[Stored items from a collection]
=-=-=
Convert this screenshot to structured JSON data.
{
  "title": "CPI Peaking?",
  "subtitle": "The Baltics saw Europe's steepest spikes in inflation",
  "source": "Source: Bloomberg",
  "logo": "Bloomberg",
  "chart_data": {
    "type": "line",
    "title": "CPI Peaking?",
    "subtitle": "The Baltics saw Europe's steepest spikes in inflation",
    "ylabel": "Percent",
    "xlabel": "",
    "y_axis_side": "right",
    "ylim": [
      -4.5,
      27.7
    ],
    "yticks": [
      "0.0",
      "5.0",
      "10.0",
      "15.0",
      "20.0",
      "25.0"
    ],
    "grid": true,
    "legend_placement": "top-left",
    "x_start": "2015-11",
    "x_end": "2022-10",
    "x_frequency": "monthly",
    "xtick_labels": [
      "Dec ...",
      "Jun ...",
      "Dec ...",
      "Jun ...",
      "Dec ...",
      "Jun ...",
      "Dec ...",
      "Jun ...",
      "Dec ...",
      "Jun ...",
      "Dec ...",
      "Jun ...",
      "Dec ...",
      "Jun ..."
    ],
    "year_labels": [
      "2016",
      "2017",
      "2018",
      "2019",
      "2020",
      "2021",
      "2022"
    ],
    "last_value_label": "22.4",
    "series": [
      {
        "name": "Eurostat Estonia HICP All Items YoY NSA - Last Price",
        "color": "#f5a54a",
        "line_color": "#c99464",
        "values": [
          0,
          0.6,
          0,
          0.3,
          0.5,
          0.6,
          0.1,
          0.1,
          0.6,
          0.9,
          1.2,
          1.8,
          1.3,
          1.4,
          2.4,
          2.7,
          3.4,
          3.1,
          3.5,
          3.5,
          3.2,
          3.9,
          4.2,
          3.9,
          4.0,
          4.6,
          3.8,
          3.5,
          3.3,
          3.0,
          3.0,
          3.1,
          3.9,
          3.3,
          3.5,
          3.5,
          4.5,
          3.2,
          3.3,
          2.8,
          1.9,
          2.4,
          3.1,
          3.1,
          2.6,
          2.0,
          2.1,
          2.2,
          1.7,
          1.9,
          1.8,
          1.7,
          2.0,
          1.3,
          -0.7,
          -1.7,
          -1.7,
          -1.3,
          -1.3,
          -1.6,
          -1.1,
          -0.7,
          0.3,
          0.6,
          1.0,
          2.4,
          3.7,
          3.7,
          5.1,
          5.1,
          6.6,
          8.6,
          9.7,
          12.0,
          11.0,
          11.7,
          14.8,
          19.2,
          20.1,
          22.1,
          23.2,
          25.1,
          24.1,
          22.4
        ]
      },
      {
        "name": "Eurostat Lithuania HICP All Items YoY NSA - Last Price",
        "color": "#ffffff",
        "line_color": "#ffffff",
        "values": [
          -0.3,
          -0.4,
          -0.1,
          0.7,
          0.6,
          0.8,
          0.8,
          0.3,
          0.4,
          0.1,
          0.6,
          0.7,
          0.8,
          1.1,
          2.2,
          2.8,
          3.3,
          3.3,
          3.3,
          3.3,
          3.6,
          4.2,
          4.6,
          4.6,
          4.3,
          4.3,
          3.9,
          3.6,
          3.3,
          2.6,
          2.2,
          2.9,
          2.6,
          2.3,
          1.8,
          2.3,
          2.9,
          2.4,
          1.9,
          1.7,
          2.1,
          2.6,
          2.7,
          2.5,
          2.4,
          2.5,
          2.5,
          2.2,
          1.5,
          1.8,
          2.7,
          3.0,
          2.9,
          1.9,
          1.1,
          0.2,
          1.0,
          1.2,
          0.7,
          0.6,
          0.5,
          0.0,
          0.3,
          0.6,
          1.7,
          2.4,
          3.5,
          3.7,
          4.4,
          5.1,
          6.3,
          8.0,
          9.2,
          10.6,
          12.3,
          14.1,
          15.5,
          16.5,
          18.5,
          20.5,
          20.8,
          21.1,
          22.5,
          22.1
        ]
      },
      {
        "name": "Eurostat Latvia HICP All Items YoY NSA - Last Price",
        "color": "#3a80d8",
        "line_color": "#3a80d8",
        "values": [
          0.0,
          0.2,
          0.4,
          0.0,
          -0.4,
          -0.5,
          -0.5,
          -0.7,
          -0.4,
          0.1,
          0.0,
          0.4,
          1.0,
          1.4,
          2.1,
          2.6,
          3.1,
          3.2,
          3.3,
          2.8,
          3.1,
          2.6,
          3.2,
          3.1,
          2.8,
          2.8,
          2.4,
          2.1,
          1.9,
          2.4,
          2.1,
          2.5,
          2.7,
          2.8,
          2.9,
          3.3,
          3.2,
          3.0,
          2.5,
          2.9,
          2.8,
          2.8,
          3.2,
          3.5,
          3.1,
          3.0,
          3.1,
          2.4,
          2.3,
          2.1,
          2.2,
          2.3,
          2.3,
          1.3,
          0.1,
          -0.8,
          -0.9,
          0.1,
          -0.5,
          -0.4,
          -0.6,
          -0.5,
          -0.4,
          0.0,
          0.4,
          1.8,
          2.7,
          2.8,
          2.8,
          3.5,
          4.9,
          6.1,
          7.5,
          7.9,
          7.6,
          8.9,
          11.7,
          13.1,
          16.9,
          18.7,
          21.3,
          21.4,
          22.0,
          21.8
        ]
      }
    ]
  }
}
=-=-=
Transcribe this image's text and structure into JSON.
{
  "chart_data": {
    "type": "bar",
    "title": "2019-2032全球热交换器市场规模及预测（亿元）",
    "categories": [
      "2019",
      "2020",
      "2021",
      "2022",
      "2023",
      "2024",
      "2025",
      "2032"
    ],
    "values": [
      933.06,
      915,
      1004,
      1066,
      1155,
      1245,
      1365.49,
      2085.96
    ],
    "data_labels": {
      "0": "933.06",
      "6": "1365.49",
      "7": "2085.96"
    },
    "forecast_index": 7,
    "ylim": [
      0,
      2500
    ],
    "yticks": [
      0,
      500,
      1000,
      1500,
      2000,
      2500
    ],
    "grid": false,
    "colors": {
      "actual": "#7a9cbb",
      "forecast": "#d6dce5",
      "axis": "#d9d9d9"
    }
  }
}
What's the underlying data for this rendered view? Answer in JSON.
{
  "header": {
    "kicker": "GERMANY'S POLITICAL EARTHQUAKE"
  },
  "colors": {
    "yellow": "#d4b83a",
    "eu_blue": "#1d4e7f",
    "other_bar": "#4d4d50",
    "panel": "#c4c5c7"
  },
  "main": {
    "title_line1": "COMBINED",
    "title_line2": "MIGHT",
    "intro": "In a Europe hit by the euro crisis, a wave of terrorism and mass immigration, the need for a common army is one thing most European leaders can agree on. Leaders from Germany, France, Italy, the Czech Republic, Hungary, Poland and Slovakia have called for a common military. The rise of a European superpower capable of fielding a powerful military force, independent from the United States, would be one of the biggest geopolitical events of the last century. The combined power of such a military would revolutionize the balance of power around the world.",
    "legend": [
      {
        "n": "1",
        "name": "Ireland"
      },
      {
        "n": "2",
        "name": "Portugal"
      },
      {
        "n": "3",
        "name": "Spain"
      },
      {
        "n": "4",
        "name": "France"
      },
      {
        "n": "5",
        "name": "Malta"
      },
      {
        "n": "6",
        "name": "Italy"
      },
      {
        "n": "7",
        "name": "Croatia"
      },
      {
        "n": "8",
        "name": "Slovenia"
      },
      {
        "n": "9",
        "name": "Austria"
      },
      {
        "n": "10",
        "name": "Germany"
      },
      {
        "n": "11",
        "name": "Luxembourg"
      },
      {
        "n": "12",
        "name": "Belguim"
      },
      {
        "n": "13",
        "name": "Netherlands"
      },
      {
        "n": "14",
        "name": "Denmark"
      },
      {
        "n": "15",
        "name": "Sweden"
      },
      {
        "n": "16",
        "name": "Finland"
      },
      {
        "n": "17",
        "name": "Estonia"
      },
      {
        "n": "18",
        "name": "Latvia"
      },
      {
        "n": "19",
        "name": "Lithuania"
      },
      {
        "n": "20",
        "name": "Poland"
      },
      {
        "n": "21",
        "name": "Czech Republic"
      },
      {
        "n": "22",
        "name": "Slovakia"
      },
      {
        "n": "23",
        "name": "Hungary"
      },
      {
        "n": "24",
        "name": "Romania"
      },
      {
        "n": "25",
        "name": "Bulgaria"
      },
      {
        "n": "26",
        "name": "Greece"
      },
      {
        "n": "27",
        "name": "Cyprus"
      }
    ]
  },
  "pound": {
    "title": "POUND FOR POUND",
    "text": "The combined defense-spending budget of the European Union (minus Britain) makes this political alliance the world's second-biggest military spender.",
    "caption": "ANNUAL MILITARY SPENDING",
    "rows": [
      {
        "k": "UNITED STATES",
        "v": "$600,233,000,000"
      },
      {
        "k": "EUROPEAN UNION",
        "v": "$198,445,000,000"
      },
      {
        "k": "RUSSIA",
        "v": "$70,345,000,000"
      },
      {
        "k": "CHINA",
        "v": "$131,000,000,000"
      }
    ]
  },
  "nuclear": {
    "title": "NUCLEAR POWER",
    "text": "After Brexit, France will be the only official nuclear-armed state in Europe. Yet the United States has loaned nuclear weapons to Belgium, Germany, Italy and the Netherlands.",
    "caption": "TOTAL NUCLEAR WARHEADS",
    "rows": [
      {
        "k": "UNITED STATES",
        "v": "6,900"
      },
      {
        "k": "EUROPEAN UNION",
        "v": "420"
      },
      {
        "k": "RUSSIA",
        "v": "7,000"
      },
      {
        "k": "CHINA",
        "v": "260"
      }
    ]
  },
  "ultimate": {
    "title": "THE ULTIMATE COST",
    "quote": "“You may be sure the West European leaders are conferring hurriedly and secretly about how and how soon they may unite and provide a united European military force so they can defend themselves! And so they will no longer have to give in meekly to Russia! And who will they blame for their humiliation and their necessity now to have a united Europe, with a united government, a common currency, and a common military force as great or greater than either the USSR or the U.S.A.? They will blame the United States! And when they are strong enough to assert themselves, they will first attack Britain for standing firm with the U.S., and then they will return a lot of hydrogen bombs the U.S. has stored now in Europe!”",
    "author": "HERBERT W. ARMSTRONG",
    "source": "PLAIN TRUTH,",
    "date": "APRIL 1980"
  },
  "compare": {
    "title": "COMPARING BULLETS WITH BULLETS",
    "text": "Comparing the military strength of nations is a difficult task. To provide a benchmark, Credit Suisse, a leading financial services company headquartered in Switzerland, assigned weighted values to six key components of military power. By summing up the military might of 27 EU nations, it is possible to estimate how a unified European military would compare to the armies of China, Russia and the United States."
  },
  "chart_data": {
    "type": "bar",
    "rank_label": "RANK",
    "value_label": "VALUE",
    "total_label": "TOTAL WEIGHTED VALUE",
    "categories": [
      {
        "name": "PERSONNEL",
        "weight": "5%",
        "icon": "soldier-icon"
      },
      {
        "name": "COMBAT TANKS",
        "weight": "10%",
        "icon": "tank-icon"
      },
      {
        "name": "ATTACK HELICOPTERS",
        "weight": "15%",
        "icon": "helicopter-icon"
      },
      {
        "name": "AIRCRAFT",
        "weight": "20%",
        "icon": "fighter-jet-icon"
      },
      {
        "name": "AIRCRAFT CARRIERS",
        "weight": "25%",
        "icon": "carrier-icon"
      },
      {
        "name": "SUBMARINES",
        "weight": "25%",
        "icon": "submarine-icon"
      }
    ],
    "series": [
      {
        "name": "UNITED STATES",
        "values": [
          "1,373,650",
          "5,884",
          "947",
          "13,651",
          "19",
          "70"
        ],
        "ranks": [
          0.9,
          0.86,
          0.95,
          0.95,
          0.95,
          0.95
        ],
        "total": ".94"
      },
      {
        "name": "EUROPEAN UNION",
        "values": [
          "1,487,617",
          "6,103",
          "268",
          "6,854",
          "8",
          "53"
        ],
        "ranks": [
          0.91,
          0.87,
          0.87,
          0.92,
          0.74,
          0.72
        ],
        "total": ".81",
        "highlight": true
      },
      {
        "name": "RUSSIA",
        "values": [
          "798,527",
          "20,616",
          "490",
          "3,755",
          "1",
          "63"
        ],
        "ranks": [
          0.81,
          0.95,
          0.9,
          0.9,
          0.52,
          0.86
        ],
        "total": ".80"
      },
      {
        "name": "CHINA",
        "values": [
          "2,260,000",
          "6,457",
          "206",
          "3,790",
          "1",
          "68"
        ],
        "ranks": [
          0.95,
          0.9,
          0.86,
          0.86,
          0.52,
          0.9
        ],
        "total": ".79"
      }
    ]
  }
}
=-=-=
Work out how many lines above contain the word "Britain". Give only the number.

**Written response:**
2